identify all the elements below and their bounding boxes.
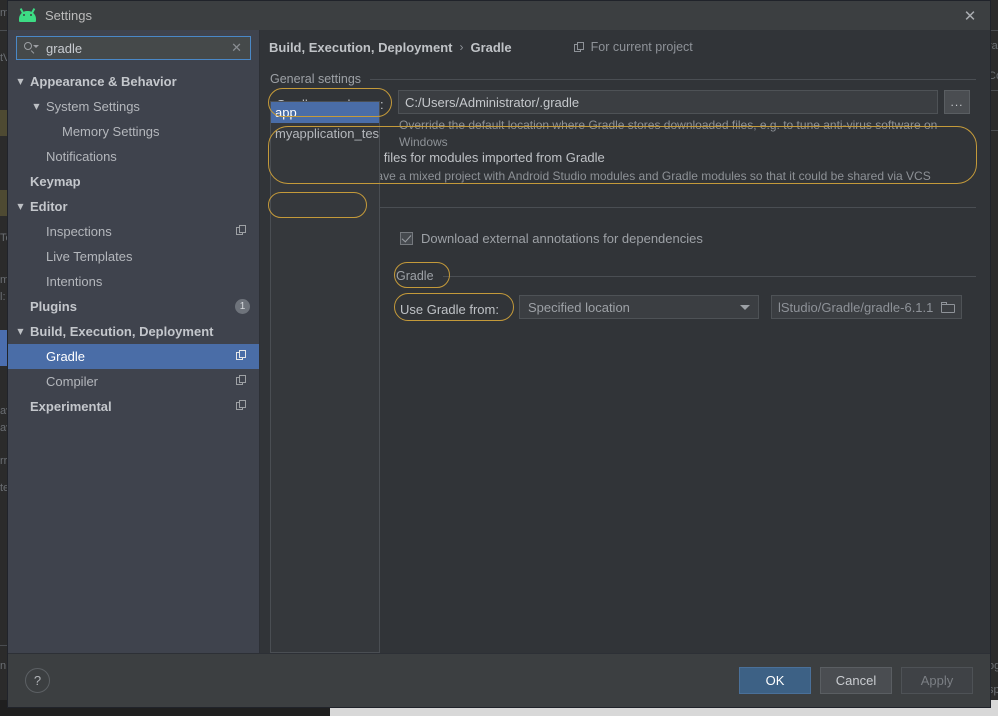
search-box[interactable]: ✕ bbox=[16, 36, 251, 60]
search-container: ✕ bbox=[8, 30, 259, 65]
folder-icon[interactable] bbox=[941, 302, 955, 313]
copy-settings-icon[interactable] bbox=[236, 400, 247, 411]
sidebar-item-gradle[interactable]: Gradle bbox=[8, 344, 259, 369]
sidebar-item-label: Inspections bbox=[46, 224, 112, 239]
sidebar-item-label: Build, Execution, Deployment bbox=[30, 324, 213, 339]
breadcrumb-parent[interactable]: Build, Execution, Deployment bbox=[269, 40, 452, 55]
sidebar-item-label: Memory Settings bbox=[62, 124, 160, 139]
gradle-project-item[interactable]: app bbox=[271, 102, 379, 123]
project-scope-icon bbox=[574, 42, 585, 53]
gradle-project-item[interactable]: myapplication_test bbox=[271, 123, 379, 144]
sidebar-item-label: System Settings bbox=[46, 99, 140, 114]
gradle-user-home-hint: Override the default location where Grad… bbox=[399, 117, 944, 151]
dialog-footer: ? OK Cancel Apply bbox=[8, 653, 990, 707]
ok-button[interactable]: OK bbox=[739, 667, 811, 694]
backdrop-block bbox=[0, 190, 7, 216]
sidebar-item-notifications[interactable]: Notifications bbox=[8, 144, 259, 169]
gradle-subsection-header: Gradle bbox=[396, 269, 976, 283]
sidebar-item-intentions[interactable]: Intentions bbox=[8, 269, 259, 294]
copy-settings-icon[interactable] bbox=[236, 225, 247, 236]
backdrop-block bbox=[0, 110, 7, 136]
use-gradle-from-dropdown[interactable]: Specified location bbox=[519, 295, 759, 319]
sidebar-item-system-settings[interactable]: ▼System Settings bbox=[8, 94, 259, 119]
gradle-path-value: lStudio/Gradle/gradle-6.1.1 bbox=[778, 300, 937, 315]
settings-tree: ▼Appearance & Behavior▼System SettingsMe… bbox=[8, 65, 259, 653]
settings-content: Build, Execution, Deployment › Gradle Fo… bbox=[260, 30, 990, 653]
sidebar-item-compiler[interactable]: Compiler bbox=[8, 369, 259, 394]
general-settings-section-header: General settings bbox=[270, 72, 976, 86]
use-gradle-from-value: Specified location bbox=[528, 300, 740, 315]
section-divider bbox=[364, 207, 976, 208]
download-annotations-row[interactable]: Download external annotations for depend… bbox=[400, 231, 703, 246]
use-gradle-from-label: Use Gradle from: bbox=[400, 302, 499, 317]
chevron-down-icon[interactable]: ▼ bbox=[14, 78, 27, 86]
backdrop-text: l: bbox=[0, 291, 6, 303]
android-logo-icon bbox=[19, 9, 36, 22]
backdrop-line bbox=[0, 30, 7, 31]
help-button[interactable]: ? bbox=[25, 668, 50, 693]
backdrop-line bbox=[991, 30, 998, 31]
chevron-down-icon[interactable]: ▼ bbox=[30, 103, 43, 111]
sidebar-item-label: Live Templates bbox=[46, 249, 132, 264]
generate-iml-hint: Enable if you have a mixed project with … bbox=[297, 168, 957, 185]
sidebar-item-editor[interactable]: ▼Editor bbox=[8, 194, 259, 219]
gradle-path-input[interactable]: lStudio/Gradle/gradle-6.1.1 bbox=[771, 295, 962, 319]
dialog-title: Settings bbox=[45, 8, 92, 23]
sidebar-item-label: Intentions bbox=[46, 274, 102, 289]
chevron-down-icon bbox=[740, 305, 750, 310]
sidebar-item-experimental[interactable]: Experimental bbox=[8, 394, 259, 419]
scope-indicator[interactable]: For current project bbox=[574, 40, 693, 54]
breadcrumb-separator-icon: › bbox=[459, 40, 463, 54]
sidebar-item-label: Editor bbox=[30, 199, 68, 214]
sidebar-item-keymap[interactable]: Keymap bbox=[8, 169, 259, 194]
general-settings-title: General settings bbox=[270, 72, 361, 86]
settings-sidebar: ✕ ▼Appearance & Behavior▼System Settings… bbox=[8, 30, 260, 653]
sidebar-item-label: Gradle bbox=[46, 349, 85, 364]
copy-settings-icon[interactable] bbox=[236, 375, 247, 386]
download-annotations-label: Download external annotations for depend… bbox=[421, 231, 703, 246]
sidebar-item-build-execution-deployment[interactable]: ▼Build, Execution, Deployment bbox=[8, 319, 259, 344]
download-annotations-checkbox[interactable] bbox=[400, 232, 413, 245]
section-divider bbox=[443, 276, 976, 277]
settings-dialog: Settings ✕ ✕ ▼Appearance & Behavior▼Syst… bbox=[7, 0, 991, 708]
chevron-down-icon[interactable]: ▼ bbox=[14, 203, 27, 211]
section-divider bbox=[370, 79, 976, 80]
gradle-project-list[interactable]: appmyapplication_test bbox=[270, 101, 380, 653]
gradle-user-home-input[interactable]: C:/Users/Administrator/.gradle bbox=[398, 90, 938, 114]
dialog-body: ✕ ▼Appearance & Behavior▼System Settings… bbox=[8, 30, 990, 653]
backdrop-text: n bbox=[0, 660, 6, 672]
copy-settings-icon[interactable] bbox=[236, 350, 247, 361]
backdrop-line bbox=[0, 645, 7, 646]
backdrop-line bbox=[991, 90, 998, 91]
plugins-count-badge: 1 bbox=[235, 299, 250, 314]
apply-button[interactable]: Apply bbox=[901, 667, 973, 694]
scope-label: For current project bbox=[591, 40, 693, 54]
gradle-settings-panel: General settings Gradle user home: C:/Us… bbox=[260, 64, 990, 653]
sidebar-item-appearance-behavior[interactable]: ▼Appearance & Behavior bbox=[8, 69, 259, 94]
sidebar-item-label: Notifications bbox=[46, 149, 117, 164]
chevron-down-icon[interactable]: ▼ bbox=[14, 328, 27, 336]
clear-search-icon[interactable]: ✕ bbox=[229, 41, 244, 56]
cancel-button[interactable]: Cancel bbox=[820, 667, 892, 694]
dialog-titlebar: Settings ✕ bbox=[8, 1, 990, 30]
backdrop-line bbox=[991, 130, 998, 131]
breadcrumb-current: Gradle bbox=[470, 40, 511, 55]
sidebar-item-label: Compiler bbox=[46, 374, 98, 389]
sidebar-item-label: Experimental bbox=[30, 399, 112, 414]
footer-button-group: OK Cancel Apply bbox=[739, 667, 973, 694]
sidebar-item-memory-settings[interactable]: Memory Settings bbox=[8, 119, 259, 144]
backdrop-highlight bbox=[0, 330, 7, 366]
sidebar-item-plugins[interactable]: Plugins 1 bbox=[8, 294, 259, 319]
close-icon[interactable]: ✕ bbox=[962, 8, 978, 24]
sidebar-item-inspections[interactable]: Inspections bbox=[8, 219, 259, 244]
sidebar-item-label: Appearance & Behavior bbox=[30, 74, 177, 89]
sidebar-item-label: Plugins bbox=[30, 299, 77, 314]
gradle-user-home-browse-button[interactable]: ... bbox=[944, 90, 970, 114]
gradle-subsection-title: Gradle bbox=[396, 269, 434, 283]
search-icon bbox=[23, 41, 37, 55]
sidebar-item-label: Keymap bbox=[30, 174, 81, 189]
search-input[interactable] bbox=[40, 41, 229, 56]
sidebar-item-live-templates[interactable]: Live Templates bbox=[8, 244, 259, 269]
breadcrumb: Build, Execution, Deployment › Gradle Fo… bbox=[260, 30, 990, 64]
——————
- [Given request]:
Please arrange everything from the row containing "search-box[interactable]: ✕ bbox=[16, 36, 251, 60]" down through the row containing "344, 259, 369]" as a numbered list, including both end rows and omitting any blank lines.

- [Response to this exercise]:
1. search-box[interactable]: ✕ bbox=[16, 36, 251, 60]
2. search-container: ✕ bbox=[8, 30, 259, 65]
3. folder-icon[interactable] bbox=[941, 302, 955, 313]
4. copy-settings-icon[interactable] bbox=[236, 400, 247, 411]
5. sidebar-item-gradle[interactable]: Gradle bbox=[8, 344, 259, 369]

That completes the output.